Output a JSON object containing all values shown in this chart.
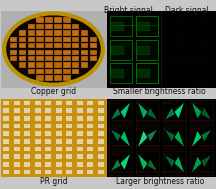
{
  "background_color": "#c8c8c8",
  "title_top_left": "Bright signal",
  "title_top_right": "Dark signal",
  "label_mid_left": "Copper grid",
  "label_mid_right": "Smaller brightness ratio",
  "label_bot_left": "PR grid",
  "label_bot_right": "Larger brightness ratio",
  "text_color": "#111111",
  "font_size": 5.5
}
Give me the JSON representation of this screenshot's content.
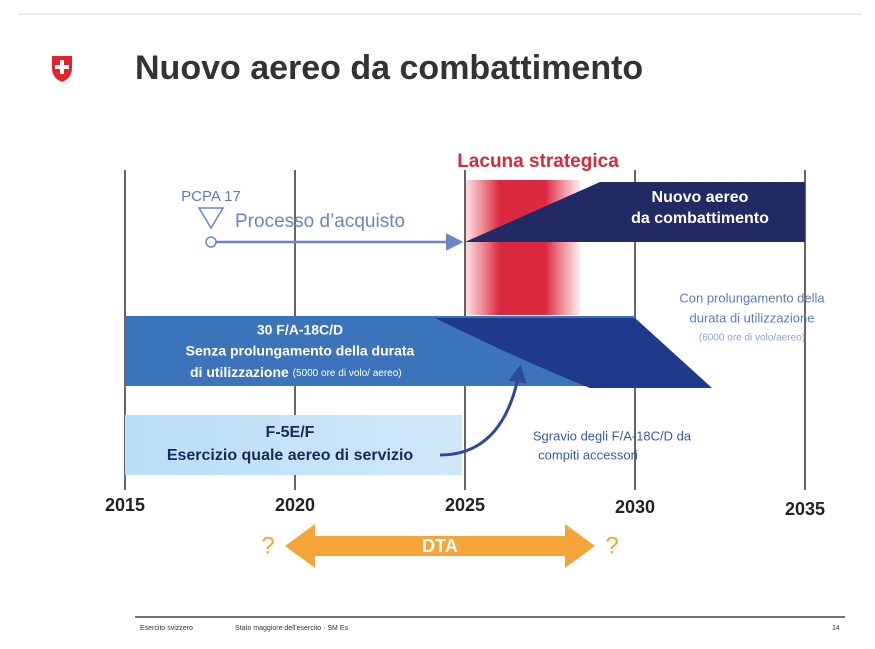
{
  "title": "Nuovo aereo da combattimento",
  "gap_label": "Lacuna strategica",
  "milestone": "PCPA 17",
  "procurement": "Processo d’acquisto",
  "new_aircraft": [
    "Nuovo aereo",
    "da combattimento"
  ],
  "extension_note": [
    "Con prolungamento della",
    "durata di utilizzazione",
    "(6000 ore di volo/aereo)"
  ],
  "fa18": {
    "lines": [
      "30 F/A-18C/D",
      "Senza prolungamento della durata"
    ],
    "last_line": "di utilizzazione",
    "hours": "(5000 ore di volo/ aereo)"
  },
  "f5": [
    "F-5E/F",
    "Esercizio quale aereo di servizio"
  ],
  "relief": [
    "Sgravio degli F/A-18C/D da",
    "compiti accessori"
  ],
  "years": [
    "2015",
    "2020",
    "2025",
    "2030",
    "2035"
  ],
  "dta": {
    "left": "?",
    "label": "DTA",
    "right": "?"
  },
  "footer": {
    "org": "Esercito svizzero",
    "dept": "Stato maggiore dell'esercito · SM Es",
    "page": "14"
  }
}
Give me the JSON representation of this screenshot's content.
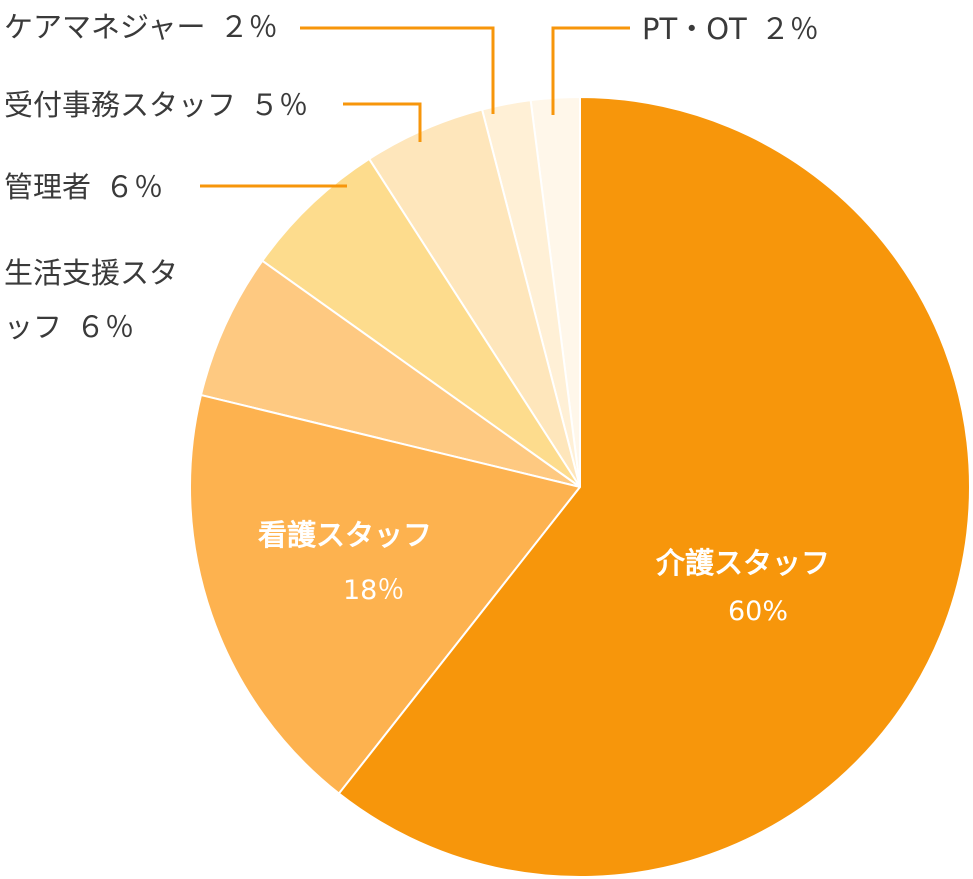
{
  "chart_data": {
    "type": "pie",
    "categories": [
      "介護スタッフ",
      "看護スタッフ",
      "生活支援スタッフ",
      "管理者",
      "受付事務スタッフ",
      "ケアマネジャー",
      "PT・OT"
    ],
    "values": [
      60,
      18,
      6,
      6,
      5,
      2,
      2
    ],
    "value_labels": [
      "60%",
      "18％",
      "６％",
      "６％",
      "５％",
      "２％",
      "２％"
    ],
    "colors": [
      "#f7960b",
      "#fdb24f",
      "#fec981",
      "#fddc8d",
      "#fee6bb",
      "#fff0d6",
      "#fff7ea"
    ]
  }
}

□ □ □ □

* _DIRECTION_
Of all the lines in the material above, how many contain the word "combattimento"? Give only the count.

* _SOLUTION TO THIS TASK_
2